• [Task to carry out] Every entry that follows should be repeated exactly; drop the images.

• [Given data]
·····

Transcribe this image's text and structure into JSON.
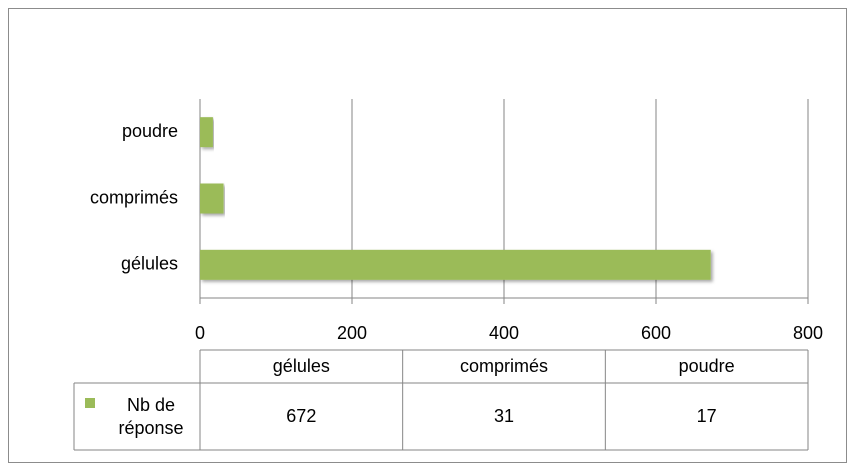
{
  "chart_data": {
    "type": "bar",
    "orientation": "horizontal",
    "categories": [
      "gélules",
      "comprimés",
      "poudre"
    ],
    "series": [
      {
        "name": "Nb de réponse",
        "color": "#9bbb59",
        "values": [
          672,
          31,
          17
        ]
      }
    ],
    "xlim": [
      0,
      800
    ],
    "xticks": [
      0,
      200,
      400,
      600,
      800
    ],
    "grid": true,
    "data_table": true
  }
}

·····

• [Solution]
Transcribe this image's text and structure into JSON.
{
  "chart_data": {
    "type": "bar",
    "orientation": "horizontal",
    "categories": [
      "gélules",
      "comprimés",
      "poudre"
    ],
    "series": [
      {
        "name": "Nb de réponse",
        "color": "#9bbb59",
        "values": [
          672,
          31,
          17
        ]
      }
    ],
    "xlim": [
      0,
      800
    ],
    "xticks": [
      0,
      200,
      400,
      600,
      800
    ],
    "grid": true,
    "data_table": true
  }
}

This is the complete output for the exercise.